### [READING PASSAGE]
## start
EX-99.A.1.N 14 g91404iexv99waw1wn.htm NOTICE TO PARTICIPANTS EX-(A)(1)(N)
 

Exhibit (a)(1)(N)

November 3, 2004

Dear Long-Term Incentive Plan (LTIP) Participant:

As you may know, Cox Enterprises, Inc., through its wholly-owned subsidiary Cox Holdings, Inc., (“CEI”) and Cox Communications, Inc. (“CCI”) have commenced a tender offer to acquire all outstanding shares of Class A common stock of CCI not owned by CEI for cash at a price of $34.75 per share, upon the terms and subject to the conditions explained in the enclosed Offer to Purchase dated November 3, 2004 (such terms and conditions are the “Offer”). A copy of the Solicitation/ Recommendation Statement on Schedule 14D-9 for CCI is also enclosed which sets forth, among other things, the recommendation by the CCI Board of Directors that CCI stockholders accept the Offer and tender their shares. You are advised to read the Offer to Purchase and the related Solicitation/ Recommendation Statement included in these materials because they contain important information.

Once the Offer is completed, assuming all of the conditions to such completion are satisfied or waived, a merger will follow, which will result in CCI becoming a privately-owned subsidiary of CEI, with CCI’s shares no longer publicly traded. In connection with the Offer and subsequent merger, your LTIP awards will be handled as indicated below.
## end
### [DATA EXTRACT]
## start
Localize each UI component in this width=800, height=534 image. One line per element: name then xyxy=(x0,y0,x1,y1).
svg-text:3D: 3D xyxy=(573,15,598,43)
## end
### [WORK TO DO]
Answer these about the notice to LTIP participants:
(a) What cash price per share does the tender offer set for CCI's Class A common stock?
(b) Which board recommends that CCI stockholders accept the Offer and tender their shares?
(c) What will CCI become once the merger following the Offer is done?

### [RESULT FOR THIS EXERCISE]
(a) $34.75 per share.
(b) The CCI Board of Directors.
(c) A privately-owned subsidiary of CEI, with its shares no longer publicly traded.